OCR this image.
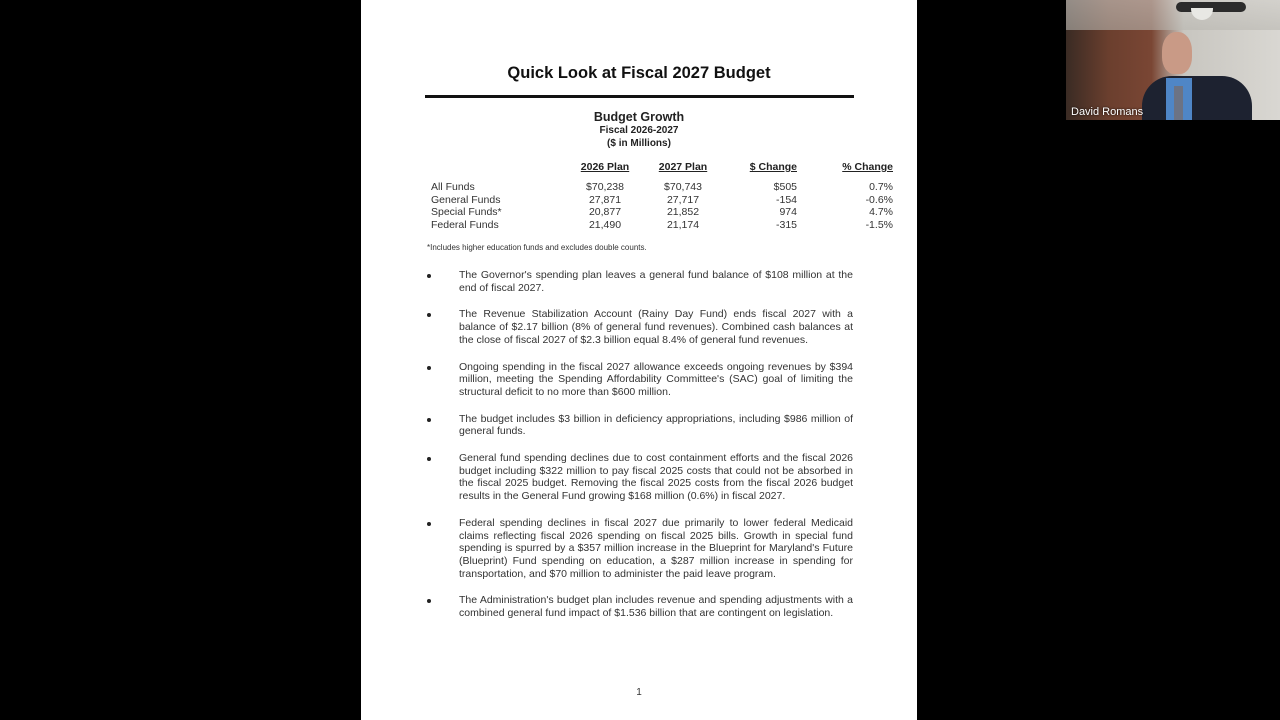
Quick Look at Fiscal 2027 Budget
Budget Growth
Fiscal 2026-2027
($ in Millions)
	2026 Plan	2027 Plan	$ Change	% Change
All Funds	$70,238	$70,743	$505	0.7%
General Funds	27,871	27,717	-154	-0.6%
Special Funds*	20,877	21,852	974	4.7%
Federal Funds	21,490	21,174	-315	-1.5%
*Includes higher education funds and excludes double counts.
The Governor's spending plan leaves a general fund balance of $108 million at the end of fiscal 2027.
The Revenue Stabilization Account (Rainy Day Fund) ends fiscal 2027 with a balance of $2.17 billion (8% of general fund revenues). Combined cash balances at the close of fiscal 2027 of $2.3 billion equal 8.4% of general fund revenues.
Ongoing spending in the fiscal 2027 allowance exceeds ongoing revenues by $394 million, meeting the Spending Affordability Committee's (SAC) goal of limiting the structural deficit to no more than $600 million.
The budget includes $3 billion in deficiency appropriations, including $986 million of general funds.
General fund spending declines due to cost containment efforts and the fiscal 2026 budget including $322 million to pay fiscal 2025 costs that could not be absorbed in the fiscal 2025 budget. Removing the fiscal 2025 costs from the fiscal 2026 budget results in the General Fund growing $168 million (0.6%) in fiscal 2027.
Federal spending declines in fiscal 2027 due primarily to lower federal Medicaid claims reflecting fiscal 2026 spending on fiscal 2025 bills. Growth in special fund spending is spurred by a $357 million increase in the Blueprint for Maryland's Future (Blueprint) Fund spending on education, a $287 million increase in spending for transportation, and $70 million to administer the paid leave program.
The Administration's budget plan includes revenue and spending adjustments with a combined general fund impact of $1.536 billion that are contingent on legislation.
1
David Romans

> Task instructions:
Omit every image. Quote each record exactly.

> Answer for the task:
OCR this image.
Quick Look at Fiscal 2027 Budget
Budget Growth
Fiscal 2026-2027
($ in Millions)
	2026 Plan	2027 Plan	$ Change	% Change
All Funds	$70,238	$70,743	$505	0.7%
General Funds	27,871	27,717	-154	-0.6%
Special Funds*	20,877	21,852	974	4.7%
Federal Funds	21,490	21,174	-315	-1.5%
*Includes higher education funds and excludes double counts.
The Governor's spending plan leaves a general fund balance of $108 million at the end of fiscal 2027.
The Revenue Stabilization Account (Rainy Day Fund) ends fiscal 2027 with a balance of $2.17 billion (8% of general fund revenues). Combined cash balances at the close of fiscal 2027 of $2.3 billion equal 8.4% of general fund revenues.
Ongoing spending in the fiscal 2027 allowance exceeds ongoing revenues by $394 million, meeting the Spending Affordability Committee's (SAC) goal of limiting the structural deficit to no more than $600 million.
The budget includes $3 billion in deficiency appropriations, including $986 million of general funds.
General fund spending declines due to cost containment efforts and the fiscal 2026 budget including $322 million to pay fiscal 2025 costs that could not be absorbed in the fiscal 2025 budget. Removing the fiscal 2025 costs from the fiscal 2026 budget results in the General Fund growing $168 million (0.6%) in fiscal 2027.
Federal spending declines in fiscal 2027 due primarily to lower federal Medicaid claims reflecting fiscal 2026 spending on fiscal 2025 bills. Growth in special fund spending is spurred by a $357 million increase in the Blueprint for Maryland's Future (Blueprint) Fund spending on education, a $287 million increase in spending for transportation, and $70 million to administer the paid leave program.
The Administration's budget plan includes revenue and spending adjustments with a combined general fund impact of $1.536 billion that are contingent on legislation.
1
David Romans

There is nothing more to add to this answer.